# Items from a data source:
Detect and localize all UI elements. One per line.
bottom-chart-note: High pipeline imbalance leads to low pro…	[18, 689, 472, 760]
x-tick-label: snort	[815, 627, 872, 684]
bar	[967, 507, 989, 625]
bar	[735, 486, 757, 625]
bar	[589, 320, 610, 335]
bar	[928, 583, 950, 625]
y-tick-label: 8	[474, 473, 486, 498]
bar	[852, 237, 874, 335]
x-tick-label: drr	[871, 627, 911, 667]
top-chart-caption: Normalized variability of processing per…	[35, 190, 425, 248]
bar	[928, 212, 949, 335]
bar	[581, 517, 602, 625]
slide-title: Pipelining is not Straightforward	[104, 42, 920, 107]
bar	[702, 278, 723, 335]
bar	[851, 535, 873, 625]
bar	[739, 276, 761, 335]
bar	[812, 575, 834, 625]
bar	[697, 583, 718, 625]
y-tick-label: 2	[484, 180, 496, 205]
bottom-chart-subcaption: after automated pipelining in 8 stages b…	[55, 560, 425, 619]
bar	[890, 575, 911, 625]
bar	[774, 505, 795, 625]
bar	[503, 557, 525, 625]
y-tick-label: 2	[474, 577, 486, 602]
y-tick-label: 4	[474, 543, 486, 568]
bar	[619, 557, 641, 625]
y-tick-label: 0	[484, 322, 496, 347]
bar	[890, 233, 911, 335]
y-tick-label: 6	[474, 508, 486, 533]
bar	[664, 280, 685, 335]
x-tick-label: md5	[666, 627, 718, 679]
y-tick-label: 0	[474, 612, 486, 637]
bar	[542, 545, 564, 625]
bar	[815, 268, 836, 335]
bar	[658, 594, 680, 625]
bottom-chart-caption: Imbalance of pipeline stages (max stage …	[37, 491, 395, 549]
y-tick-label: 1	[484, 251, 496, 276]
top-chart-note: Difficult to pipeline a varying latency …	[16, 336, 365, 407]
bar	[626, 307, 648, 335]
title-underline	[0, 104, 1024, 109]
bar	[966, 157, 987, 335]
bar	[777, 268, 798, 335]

# Directions for this task:
Please copy the items word for word, starting at the first line of the items and ending at the line that contains "627, 911, 667]", with both of those lines included.

# Solution to the exercise:
Detect and localize all UI elements. One per line.
bottom-chart-note: High pipeline imbalance leads to low pro…	[18, 689, 472, 760]
x-tick-label: snort	[815, 627, 872, 684]
bar	[967, 507, 989, 625]
bar	[735, 486, 757, 625]
bar	[589, 320, 610, 335]
bar	[928, 583, 950, 625]
y-tick-label: 8	[474, 473, 486, 498]
bar	[852, 237, 874, 335]
x-tick-label: drr	[871, 627, 911, 667]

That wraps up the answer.